### DATA PROVIDED
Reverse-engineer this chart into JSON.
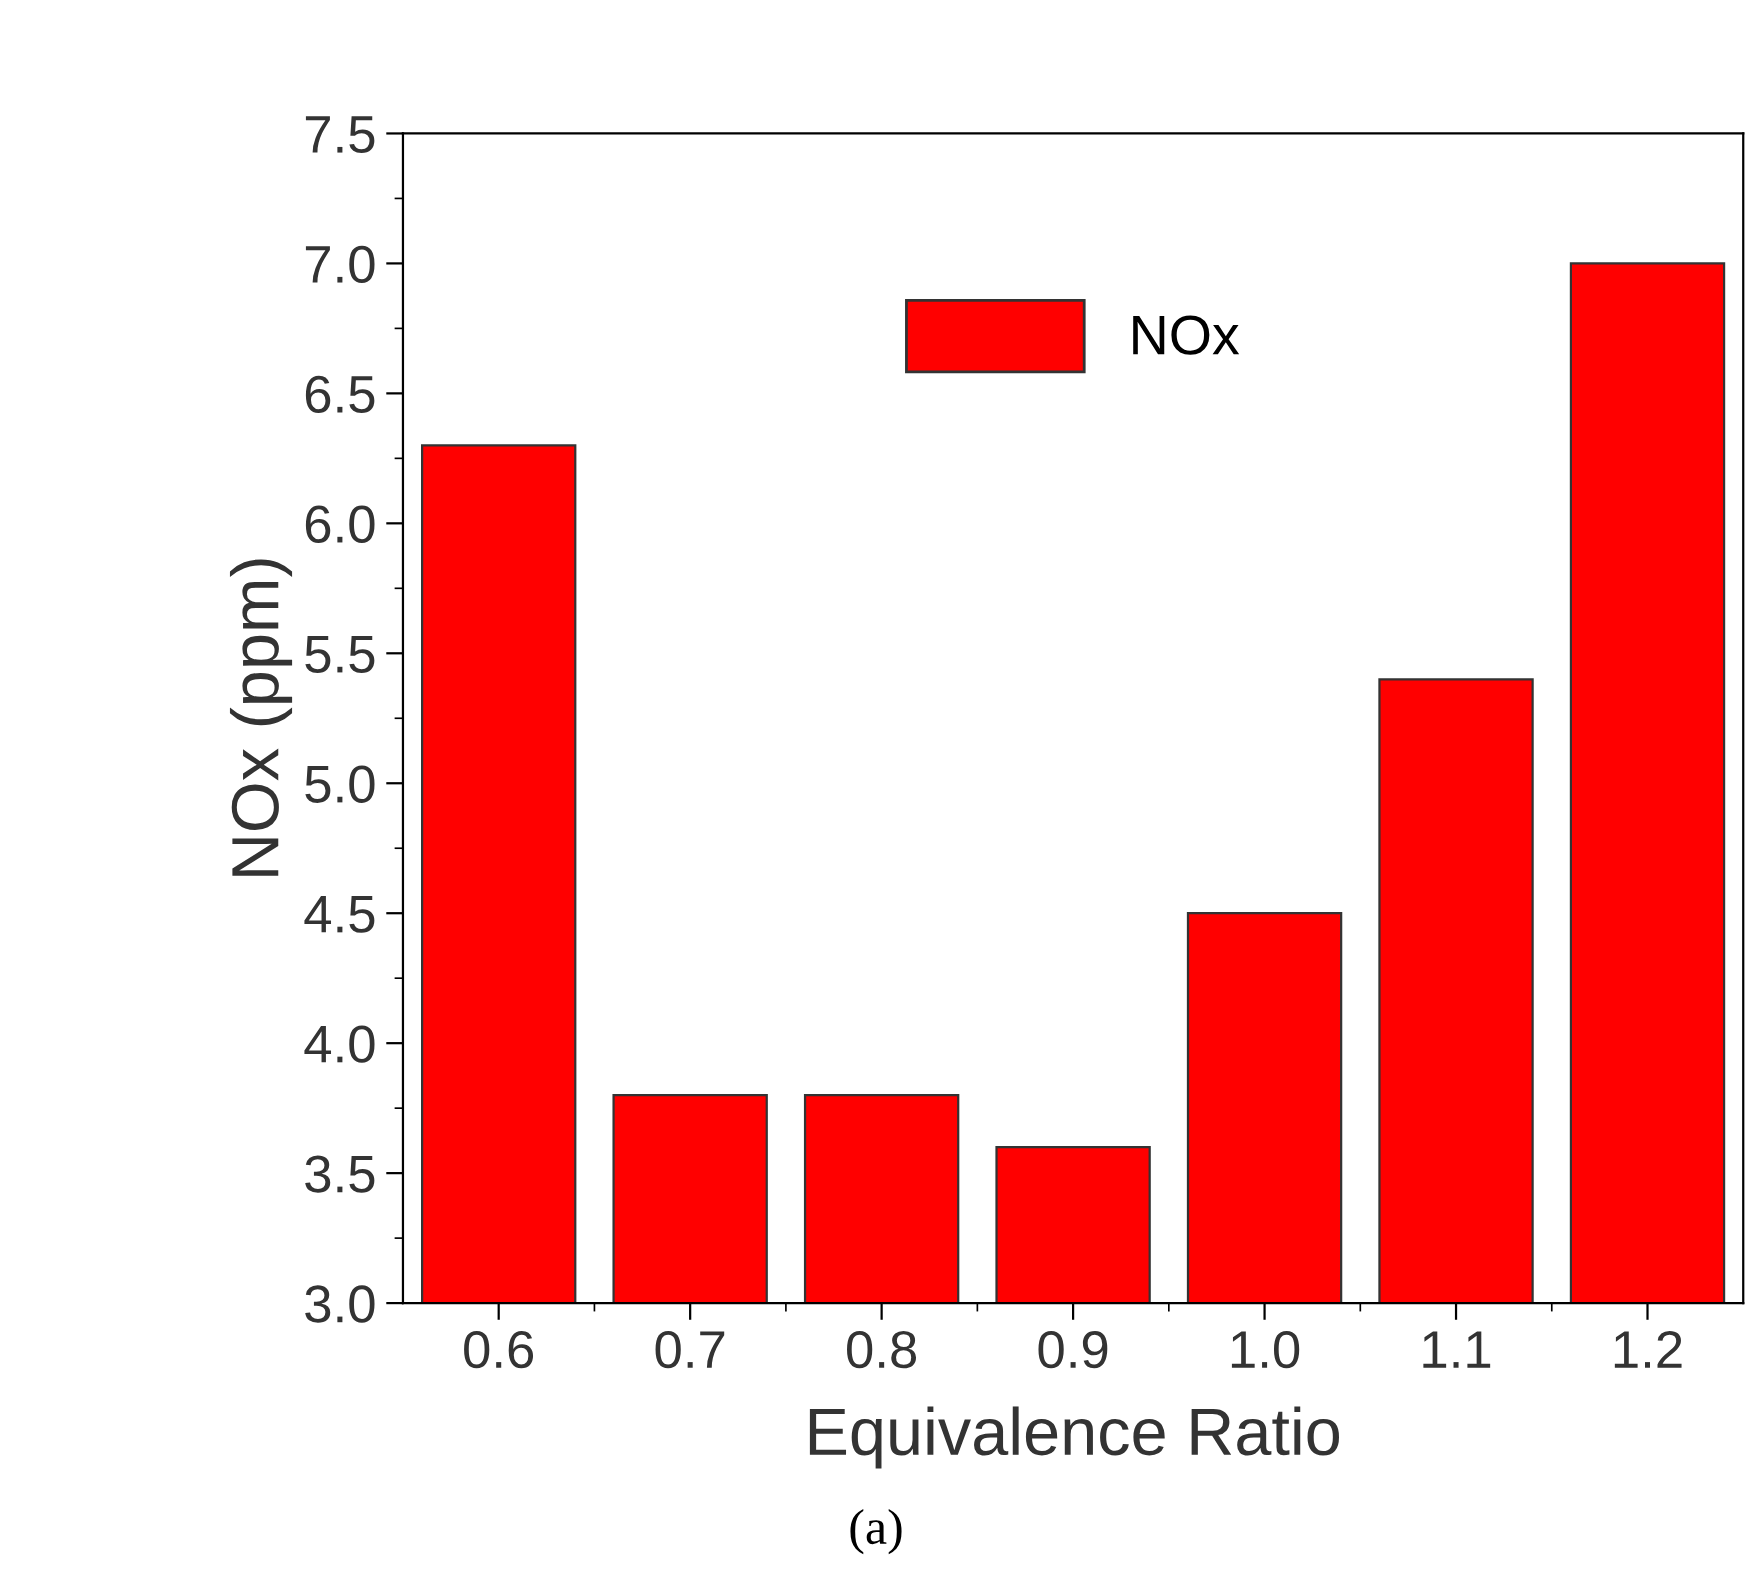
{
  "chart_data": {
    "type": "bar",
    "xlabel": "Equivalence Ratio",
    "ylabel": "NOx (ppm)",
    "categories": [
      "0.6",
      "0.7",
      "0.8",
      "0.9",
      "1.0",
      "1.1",
      "1.2"
    ],
    "series": [
      {
        "name": "NOx",
        "color": "#ff0000",
        "values": [
          6.3,
          3.8,
          3.8,
          3.6,
          4.5,
          5.4,
          7.0
        ]
      }
    ],
    "ylim": [
      3.0,
      7.5
    ],
    "yticks": [
      {
        "value": 3.0,
        "label": "3.0"
      },
      {
        "value": 3.5,
        "label": "3.5"
      },
      {
        "value": 4.0,
        "label": "4.0"
      },
      {
        "value": 4.5,
        "label": "4.5"
      },
      {
        "value": 5.0,
        "label": "5.0"
      },
      {
        "value": 5.5,
        "label": "5.5"
      },
      {
        "value": 6.0,
        "label": "6.0"
      },
      {
        "value": 6.5,
        "label": "6.5"
      },
      {
        "value": 7.0,
        "label": "7.0"
      },
      {
        "value": 7.5,
        "label": "7.5"
      }
    ],
    "legend": "top",
    "grid": false,
    "annotations": [
      "(a)"
    ]
  }
}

### EXERCISE
Return each line exactly as written. Any picture gets left out.

### PROBLEM SOLUTION
Reverse-engineer this chart into JSON.
{
  "chart_data": {
    "type": "bar",
    "xlabel": "Equivalence Ratio",
    "ylabel": "NOx (ppm)",
    "categories": [
      "0.6",
      "0.7",
      "0.8",
      "0.9",
      "1.0",
      "1.1",
      "1.2"
    ],
    "series": [
      {
        "name": "NOx",
        "color": "#ff0000",
        "values": [
          6.3,
          3.8,
          3.8,
          3.6,
          4.5,
          5.4,
          7.0
        ]
      }
    ],
    "ylim": [
      3.0,
      7.5
    ],
    "yticks": [
      {
        "value": 3.0,
        "label": "3.0"
      },
      {
        "value": 3.5,
        "label": "3.5"
      },
      {
        "value": 4.0,
        "label": "4.0"
      },
      {
        "value": 4.5,
        "label": "4.5"
      },
      {
        "value": 5.0,
        "label": "5.0"
      },
      {
        "value": 5.5,
        "label": "5.5"
      },
      {
        "value": 6.0,
        "label": "6.0"
      },
      {
        "value": 6.5,
        "label": "6.5"
      },
      {
        "value": 7.0,
        "label": "7.0"
      },
      {
        "value": 7.5,
        "label": "7.5"
      }
    ],
    "legend": "top",
    "grid": false,
    "annotations": [
      "(a)"
    ]
  }
}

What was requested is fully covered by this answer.